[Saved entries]
## Begin

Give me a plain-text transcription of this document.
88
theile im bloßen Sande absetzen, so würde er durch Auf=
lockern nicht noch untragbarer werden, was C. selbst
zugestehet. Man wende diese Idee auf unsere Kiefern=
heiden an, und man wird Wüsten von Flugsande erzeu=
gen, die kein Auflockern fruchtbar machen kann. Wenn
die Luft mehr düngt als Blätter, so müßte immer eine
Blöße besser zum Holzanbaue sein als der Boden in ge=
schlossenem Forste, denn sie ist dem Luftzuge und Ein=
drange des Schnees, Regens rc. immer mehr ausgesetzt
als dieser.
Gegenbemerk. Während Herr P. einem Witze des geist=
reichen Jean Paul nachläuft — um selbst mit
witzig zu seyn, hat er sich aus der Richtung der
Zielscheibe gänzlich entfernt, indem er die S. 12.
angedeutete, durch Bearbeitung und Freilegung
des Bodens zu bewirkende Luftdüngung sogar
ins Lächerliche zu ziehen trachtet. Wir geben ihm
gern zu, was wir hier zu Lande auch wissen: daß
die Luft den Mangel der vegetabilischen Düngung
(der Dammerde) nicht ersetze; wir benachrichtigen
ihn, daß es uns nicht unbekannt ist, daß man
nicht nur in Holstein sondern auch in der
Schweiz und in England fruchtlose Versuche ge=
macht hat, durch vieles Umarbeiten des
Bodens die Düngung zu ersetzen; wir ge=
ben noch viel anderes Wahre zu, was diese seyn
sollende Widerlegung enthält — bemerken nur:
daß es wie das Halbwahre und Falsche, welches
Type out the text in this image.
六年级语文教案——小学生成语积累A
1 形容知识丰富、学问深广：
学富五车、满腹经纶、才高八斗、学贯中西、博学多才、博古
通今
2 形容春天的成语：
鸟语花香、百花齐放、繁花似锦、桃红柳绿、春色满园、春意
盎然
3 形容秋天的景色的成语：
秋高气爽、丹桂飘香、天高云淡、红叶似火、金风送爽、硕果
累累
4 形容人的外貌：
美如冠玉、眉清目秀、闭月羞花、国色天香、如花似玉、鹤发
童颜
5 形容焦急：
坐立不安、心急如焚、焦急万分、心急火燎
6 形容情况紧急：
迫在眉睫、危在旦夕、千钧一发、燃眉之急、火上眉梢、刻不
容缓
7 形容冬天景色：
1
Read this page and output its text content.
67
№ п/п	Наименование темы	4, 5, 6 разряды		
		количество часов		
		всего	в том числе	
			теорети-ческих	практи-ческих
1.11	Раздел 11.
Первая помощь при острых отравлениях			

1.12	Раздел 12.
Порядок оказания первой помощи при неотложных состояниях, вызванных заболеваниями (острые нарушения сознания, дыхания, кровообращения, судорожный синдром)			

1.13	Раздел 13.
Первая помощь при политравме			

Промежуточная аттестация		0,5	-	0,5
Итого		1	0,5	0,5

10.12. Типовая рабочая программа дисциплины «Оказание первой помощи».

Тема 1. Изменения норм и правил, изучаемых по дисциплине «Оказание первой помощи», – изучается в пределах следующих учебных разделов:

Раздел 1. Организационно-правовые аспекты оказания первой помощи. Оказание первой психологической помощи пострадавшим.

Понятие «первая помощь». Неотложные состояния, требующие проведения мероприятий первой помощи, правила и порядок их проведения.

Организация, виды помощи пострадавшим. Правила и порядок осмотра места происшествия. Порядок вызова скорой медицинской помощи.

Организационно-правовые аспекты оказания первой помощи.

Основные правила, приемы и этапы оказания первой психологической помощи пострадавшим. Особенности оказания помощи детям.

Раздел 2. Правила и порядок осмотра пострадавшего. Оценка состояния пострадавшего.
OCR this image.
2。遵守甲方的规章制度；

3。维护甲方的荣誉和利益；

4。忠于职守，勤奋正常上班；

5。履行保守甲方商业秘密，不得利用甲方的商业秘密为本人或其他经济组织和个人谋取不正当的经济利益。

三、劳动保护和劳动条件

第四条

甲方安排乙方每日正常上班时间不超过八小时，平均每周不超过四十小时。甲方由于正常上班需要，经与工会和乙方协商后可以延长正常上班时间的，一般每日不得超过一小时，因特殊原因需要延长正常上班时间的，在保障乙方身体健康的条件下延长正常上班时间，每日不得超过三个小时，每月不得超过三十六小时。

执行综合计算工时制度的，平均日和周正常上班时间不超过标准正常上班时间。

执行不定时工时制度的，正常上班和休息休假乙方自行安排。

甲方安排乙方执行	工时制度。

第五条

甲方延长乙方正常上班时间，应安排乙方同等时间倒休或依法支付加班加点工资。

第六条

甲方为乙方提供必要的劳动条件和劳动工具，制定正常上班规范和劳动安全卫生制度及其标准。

## End

Reproduce the complete set of lines precisely as supplied.

* [SOLUTION TO THIS TASK]
Give me a plain-text transcription of this document.
88
theile im bloßen Sande absetzen, so würde er durch Auf=
lockern nicht noch untragbarer werden, was C. selbst
zugestehet. Man wende diese Idee auf unsere Kiefern=
heiden an, und man wird Wüsten von Flugsande erzeu=
gen, die kein Auflockern fruchtbar machen kann. Wenn
die Luft mehr düngt als Blätter, so müßte immer eine
Blöße besser zum Holzanbaue sein als der Boden in ge=
schlossenem Forste, denn sie ist dem Luftzuge und Ein=
drange des Schnees, Regens rc. immer mehr ausgesetzt
als dieser.
Gegenbemerk. Während Herr P. einem Witze des geist=
reichen Jean Paul nachläuft — um selbst mit
witzig zu seyn, hat er sich aus der Richtung der
Zielscheibe gänzlich entfernt, indem er die S. 12.
angedeutete, durch Bearbeitung und Freilegung
des Bodens zu bewirkende Luftdüngung sogar
ins Lächerliche zu ziehen trachtet. Wir geben ihm
gern zu, was wir hier zu Lande auch wissen: daß
die Luft den Mangel der vegetabilischen Düngung
(der Dammerde) nicht ersetze; wir benachrichtigen
ihn, daß es uns nicht unbekannt ist, daß man
nicht nur in Holstein sondern auch in der
Schweiz und in England fruchtlose Versuche ge=
macht hat, durch vieles Umarbeiten des
Bodens die Düngung zu ersetzen; wir ge=
ben noch viel anderes Wahre zu, was diese seyn
sollende Widerlegung enthält — bemerken nur:
daß es wie das Halbwahre und Falsche, welches
Type out the text in this image.
六年级语文教案——小学生成语积累A
1 形容知识丰富、学问深广：
学富五车、满腹经纶、才高八斗、学贯中西、博学多才、博古
通今
2 形容春天的成语：
鸟语花香、百花齐放、繁花似锦、桃红柳绿、春色满园、春意
盎然
3 形容秋天的景色的成语：
秋高气爽、丹桂飘香、天高云淡、红叶似火、金风送爽、硕果
累累
4 形容人的外貌：
美如冠玉、眉清目秀、闭月羞花、国色天香、如花似玉、鹤发
童颜
5 形容焦急：
坐立不安、心急如焚、焦急万分、心急火燎
6 形容情况紧急：
迫在眉睫、危在旦夕、千钧一发、燃眉之急、火上眉梢、刻不
容缓
7 形容冬天景色：
1
Read this page and output its text content.
67
№ п/п	Наименование темы	4, 5, 6 разряды		
		количество часов		
		всего	в том числе	
			теорети-ческих	практи-ческих
1.11	Раздел 11.
Первая помощь при острых отравлениях			

1.12	Раздел 12.
Порядок оказания первой помощи при неотложных состояниях, вызванных заболеваниями (острые нарушения сознания, дыхания, кровообращения, судорожный синдром)			

1.13	Раздел 13.
Первая помощь при политравме			

Промежуточная аттестация		0,5	-	0,5
Итого		1	0,5	0,5

10.12. Типовая рабочая программа дисциплины «Оказание первой помощи».

Тема 1. Изменения норм и правил, изучаемых по дисциплине «Оказание первой помощи», – изучается в пределах следующих учебных разделов:

Раздел 1. Организационно-правовые аспекты оказания первой помощи. Оказание первой психологической помощи пострадавшим.

Понятие «первая помощь». Неотложные состояния, требующие проведения мероприятий первой помощи, правила и порядок их проведения.

Организация, виды помощи пострадавшим. Правила и порядок осмотра места происшествия. Порядок вызова скорой медицинской помощи.

Организационно-правовые аспекты оказания первой помощи.

Основные правила, приемы и этапы оказания первой психологической помощи пострадавшим. Особенности оказания помощи детям.

Раздел 2. Правила и порядок осмотра пострадавшего. Оценка состояния пострадавшего.
OCR this image.
2。遵守甲方的规章制度；

3。维护甲方的荣誉和利益；

4。忠于职守，勤奋正常上班；

5。履行保守甲方商业秘密，不得利用甲方的商业秘密为本人或其他经济组织和个人谋取不正当的经济利益。

三、劳动保护和劳动条件

第四条

甲方安排乙方每日正常上班时间不超过八小时，平均每周不超过四十小时。甲方由于正常上班需要，经与工会和乙方协商后可以延长正常上班时间的，一般每日不得超过一小时，因特殊原因需要延长正常上班时间的，在保障乙方身体健康的条件下延长正常上班时间，每日不得超过三个小时，每月不得超过三十六小时。

执行综合计算工时制度的，平均日和周正常上班时间不超过标准正常上班时间。

执行不定时工时制度的，正常上班和休息休假乙方自行安排。

甲方安排乙方执行	工时制度。

第五条

甲方延长乙方正常上班时间，应安排乙方同等时间倒休或依法支付加班加点工资。

第六条

甲方为乙方提供必要的劳动条件和劳动工具，制定正常上班规范和劳动安全卫生制度及其标准。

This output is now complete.